> **Stored records**:
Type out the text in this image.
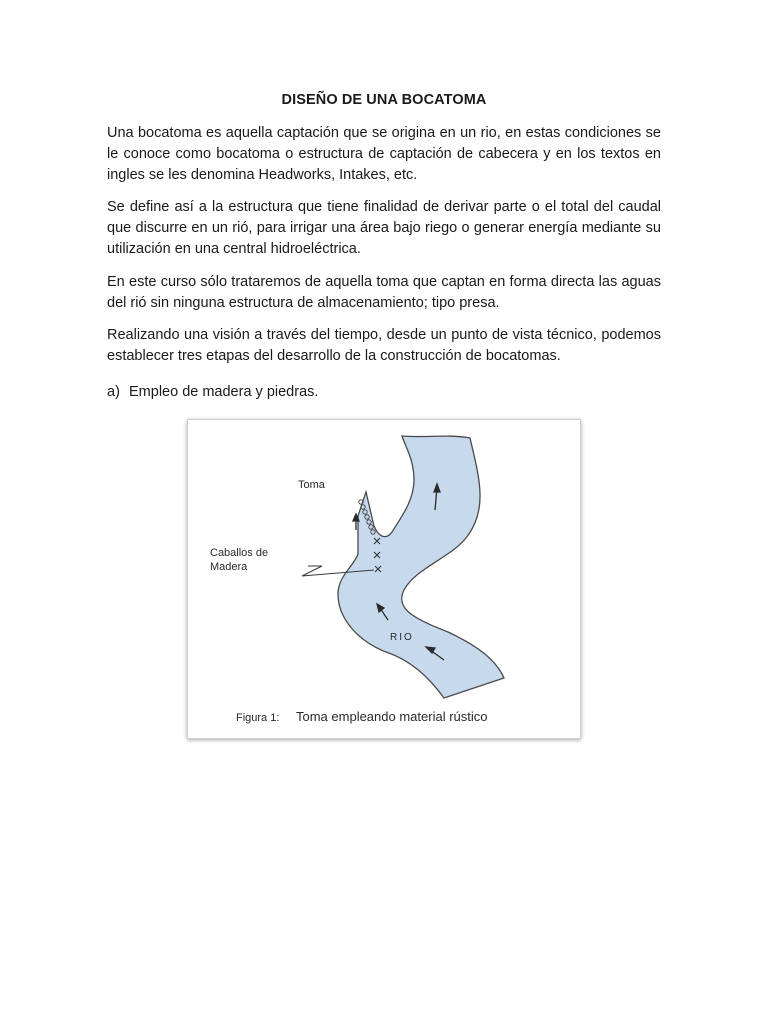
DISEÑO DE UNA BOCATOMA

Una bocatoma es aquella captación que se origina en un rio, en estas condiciones se le conoce como bocatoma o estructura de captación de cabecera y en los textos en ingles se les denomina Headworks, Intakes, etc.

Se define así a la estructura que tiene finalidad de derivar parte o el total del caudal que discurre en un rió, para irrigar una área bajo riego o generar energía mediante su utilización en una central hidroeléctrica.

En este curso sólo trataremos de aquella toma que captan en forma directa las aguas del rió sin ninguna estructura de almacenamiento; tipo presa.

Realizando una visión a través del tiempo, desde un punto de vista técnico, podemos establecer tres etapas del desarrollo de la construcción de bocatomas.

a) Empleo de madera y piedras.
Toma
Caballos de
Madera
RIO
Figura 1: Toma empleando material rústico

> **Task objective**: Copy the records above exactly. The pictures are not part of the copy.

> **Problem solution**:
Type out the text in this image.
DISEÑO DE UNA BOCATOMA

Una bocatoma es aquella captación que se origina en un rio, en estas condiciones se le conoce como bocatoma o estructura de captación de cabecera y en los textos en ingles se les denomina Headworks, Intakes, etc.

Se define así a la estructura que tiene finalidad de derivar parte o el total del caudal que discurre en un rió, para irrigar una área bajo riego o generar energía mediante su utilización en una central hidroeléctrica.

En este curso sólo trataremos de aquella toma que captan en forma directa las aguas del rió sin ninguna estructura de almacenamiento; tipo presa.

Realizando una visión a través del tiempo, desde un punto de vista técnico, podemos establecer tres etapas del desarrollo de la construcción de bocatomas.

a) Empleo de madera y piedras.
Toma
Caballos de
Madera
RIO
Figura 1: Toma empleando material rústico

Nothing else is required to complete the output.